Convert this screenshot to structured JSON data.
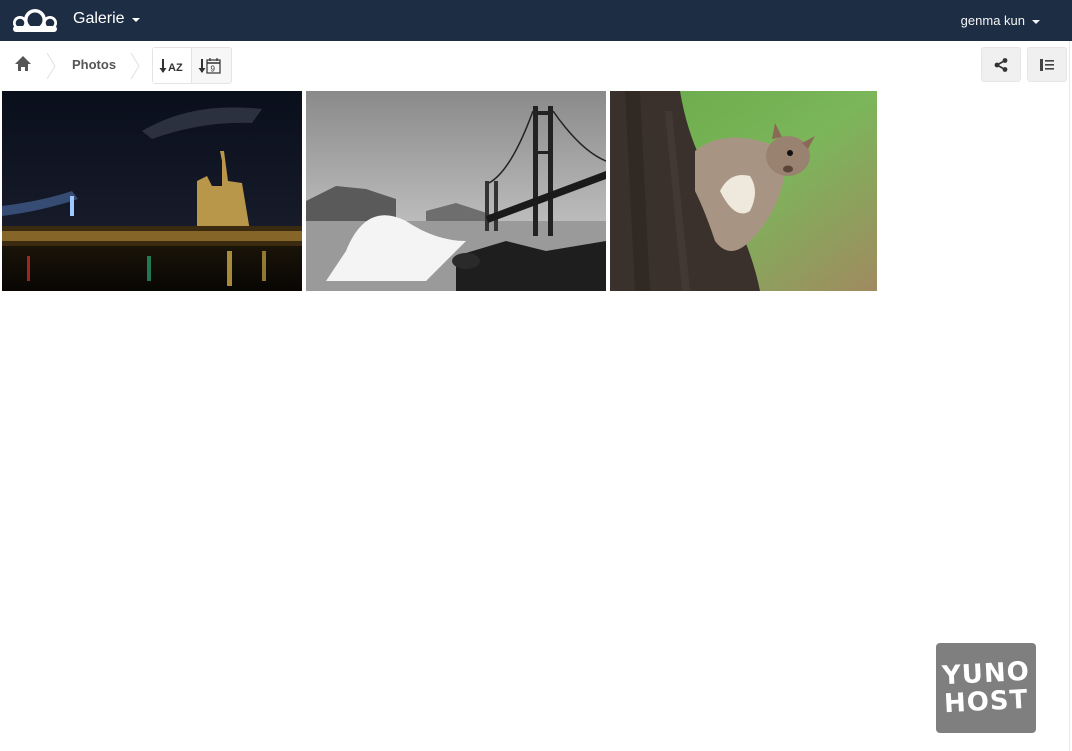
{
  "header": {
    "app_name": "Galerie",
    "user_name": "genma kun",
    "bar_color": "#1d2d44"
  },
  "breadcrumb": {
    "home_icon": "home-icon",
    "items": [
      {
        "label": "Photos"
      }
    ]
  },
  "sort": {
    "by_name_icon": "sort-alpha-icon",
    "by_name_label": "AZ",
    "by_date_icon": "sort-date-icon",
    "by_date_label": "9"
  },
  "toolbar": {
    "share_icon": "share-icon",
    "info_icon": "info-list-icon"
  },
  "gallery": {
    "images": [
      {
        "subject": "night-cathedral-photo"
      },
      {
        "subject": "golden-gate-bridge-photo"
      },
      {
        "subject": "squirrel-photo"
      }
    ]
  },
  "badge": {
    "line1": "YUNO",
    "line2": "HOST",
    "color": "#7f7f7f"
  }
}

_ _ _ _

### The request
All of the material above should be reproduced exactly, except the pictures.

### Solution for this exercise
Convert this screenshot to structured JSON data.
{
  "header": {
    "app_name": "Galerie",
    "user_name": "genma kun",
    "bar_color": "#1d2d44"
  },
  "breadcrumb": {
    "home_icon": "home-icon",
    "items": [
      {
        "label": "Photos"
      }
    ]
  },
  "sort": {
    "by_name_icon": "sort-alpha-icon",
    "by_name_label": "AZ",
    "by_date_icon": "sort-date-icon",
    "by_date_label": "9"
  },
  "toolbar": {
    "share_icon": "share-icon",
    "info_icon": "info-list-icon"
  },
  "gallery": {
    "images": [
      {
        "subject": "night-cathedral-photo"
      },
      {
        "subject": "golden-gate-bridge-photo"
      },
      {
        "subject": "squirrel-photo"
      }
    ]
  },
  "badge": {
    "line1": "YUNO",
    "line2": "HOST",
    "color": "#7f7f7f"
  }
}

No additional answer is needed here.